* [DATASET RECORDS]:
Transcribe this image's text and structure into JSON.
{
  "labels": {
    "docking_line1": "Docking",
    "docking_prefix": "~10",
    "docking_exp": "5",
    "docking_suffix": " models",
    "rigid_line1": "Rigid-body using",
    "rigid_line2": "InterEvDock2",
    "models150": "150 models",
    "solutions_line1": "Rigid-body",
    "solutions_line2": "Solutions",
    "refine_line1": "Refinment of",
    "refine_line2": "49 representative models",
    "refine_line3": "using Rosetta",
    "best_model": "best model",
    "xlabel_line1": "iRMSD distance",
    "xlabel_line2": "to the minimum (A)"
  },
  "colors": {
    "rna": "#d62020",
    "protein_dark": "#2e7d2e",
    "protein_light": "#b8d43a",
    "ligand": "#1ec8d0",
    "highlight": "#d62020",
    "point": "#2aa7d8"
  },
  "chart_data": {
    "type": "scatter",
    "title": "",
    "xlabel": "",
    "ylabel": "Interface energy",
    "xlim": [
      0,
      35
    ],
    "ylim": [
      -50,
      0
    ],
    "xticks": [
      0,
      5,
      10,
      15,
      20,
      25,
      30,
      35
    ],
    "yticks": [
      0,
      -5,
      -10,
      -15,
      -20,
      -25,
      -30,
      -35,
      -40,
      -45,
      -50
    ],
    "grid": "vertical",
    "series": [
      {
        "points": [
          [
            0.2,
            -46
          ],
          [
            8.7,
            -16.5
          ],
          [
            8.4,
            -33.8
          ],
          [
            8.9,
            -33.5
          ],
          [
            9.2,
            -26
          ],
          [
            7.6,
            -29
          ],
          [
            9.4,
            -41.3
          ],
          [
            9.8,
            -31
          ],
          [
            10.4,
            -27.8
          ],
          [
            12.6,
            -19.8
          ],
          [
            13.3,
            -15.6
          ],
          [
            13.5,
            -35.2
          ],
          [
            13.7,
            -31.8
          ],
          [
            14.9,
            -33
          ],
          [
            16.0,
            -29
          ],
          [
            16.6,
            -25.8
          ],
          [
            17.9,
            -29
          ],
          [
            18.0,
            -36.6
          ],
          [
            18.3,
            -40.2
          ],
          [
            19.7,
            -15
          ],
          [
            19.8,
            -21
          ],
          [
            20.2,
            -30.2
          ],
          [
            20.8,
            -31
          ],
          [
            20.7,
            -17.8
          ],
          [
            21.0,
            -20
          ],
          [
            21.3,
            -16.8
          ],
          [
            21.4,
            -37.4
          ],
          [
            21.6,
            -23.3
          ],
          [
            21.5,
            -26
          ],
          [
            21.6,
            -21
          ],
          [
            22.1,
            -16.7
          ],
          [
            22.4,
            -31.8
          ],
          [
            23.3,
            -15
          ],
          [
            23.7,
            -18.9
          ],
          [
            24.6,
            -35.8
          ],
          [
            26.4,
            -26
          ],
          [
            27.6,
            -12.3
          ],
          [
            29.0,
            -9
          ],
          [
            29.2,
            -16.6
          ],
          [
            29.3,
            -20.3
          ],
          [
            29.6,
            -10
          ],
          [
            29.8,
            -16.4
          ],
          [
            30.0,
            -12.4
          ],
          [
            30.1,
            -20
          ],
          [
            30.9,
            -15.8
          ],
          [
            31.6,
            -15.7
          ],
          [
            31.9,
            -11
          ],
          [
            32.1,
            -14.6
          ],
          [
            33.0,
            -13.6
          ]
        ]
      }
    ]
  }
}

* [ACTIVITY]: Your task is to retype all of the lines above exactly.

* [EXERCISE RESULT]:
Transcribe this image's text and structure into JSON.
{
  "labels": {
    "docking_line1": "Docking",
    "docking_prefix": "~10",
    "docking_exp": "5",
    "docking_suffix": " models",
    "rigid_line1": "Rigid-body using",
    "rigid_line2": "InterEvDock2",
    "models150": "150 models",
    "solutions_line1": "Rigid-body",
    "solutions_line2": "Solutions",
    "refine_line1": "Refinment of",
    "refine_line2": "49 representative models",
    "refine_line3": "using Rosetta",
    "best_model": "best model",
    "xlabel_line1": "iRMSD distance",
    "xlabel_line2": "to the minimum (A)"
  },
  "colors": {
    "rna": "#d62020",
    "protein_dark": "#2e7d2e",
    "protein_light": "#b8d43a",
    "ligand": "#1ec8d0",
    "highlight": "#d62020",
    "point": "#2aa7d8"
  },
  "chart_data": {
    "type": "scatter",
    "title": "",
    "xlabel": "",
    "ylabel": "Interface energy",
    "xlim": [
      0,
      35
    ],
    "ylim": [
      -50,
      0
    ],
    "xticks": [
      0,
      5,
      10,
      15,
      20,
      25,
      30,
      35
    ],
    "yticks": [
      0,
      -5,
      -10,
      -15,
      -20,
      -25,
      -30,
      -35,
      -40,
      -45,
      -50
    ],
    "grid": "vertical",
    "series": [
      {
        "points": [
          [
            0.2,
            -46
          ],
          [
            8.7,
            -16.5
          ],
          [
            8.4,
            -33.8
          ],
          [
            8.9,
            -33.5
          ],
          [
            9.2,
            -26
          ],
          [
            7.6,
            -29
          ],
          [
            9.4,
            -41.3
          ],
          [
            9.8,
            -31
          ],
          [
            10.4,
            -27.8
          ],
          [
            12.6,
            -19.8
          ],
          [
            13.3,
            -15.6
          ],
          [
            13.5,
            -35.2
          ],
          [
            13.7,
            -31.8
          ],
          [
            14.9,
            -33
          ],
          [
            16.0,
            -29
          ],
          [
            16.6,
            -25.8
          ],
          [
            17.9,
            -29
          ],
          [
            18.0,
            -36.6
          ],
          [
            18.3,
            -40.2
          ],
          [
            19.7,
            -15
          ],
          [
            19.8,
            -21
          ],
          [
            20.2,
            -30.2
          ],
          [
            20.8,
            -31
          ],
          [
            20.7,
            -17.8
          ],
          [
            21.0,
            -20
          ],
          [
            21.3,
            -16.8
          ],
          [
            21.4,
            -37.4
          ],
          [
            21.6,
            -23.3
          ],
          [
            21.5,
            -26
          ],
          [
            21.6,
            -21
          ],
          [
            22.1,
            -16.7
          ],
          [
            22.4,
            -31.8
          ],
          [
            23.3,
            -15
          ],
          [
            23.7,
            -18.9
          ],
          [
            24.6,
            -35.8
          ],
          [
            26.4,
            -26
          ],
          [
            27.6,
            -12.3
          ],
          [
            29.0,
            -9
          ],
          [
            29.2,
            -16.6
          ],
          [
            29.3,
            -20.3
          ],
          [
            29.6,
            -10
          ],
          [
            29.8,
            -16.4
          ],
          [
            30.0,
            -12.4
          ],
          [
            30.1,
            -20
          ],
          [
            30.9,
            -15.8
          ],
          [
            31.6,
            -15.7
          ],
          [
            31.9,
            -11
          ],
          [
            32.1,
            -14.6
          ],
          [
            33.0,
            -13.6
          ]
        ]
      }
    ]
  }
}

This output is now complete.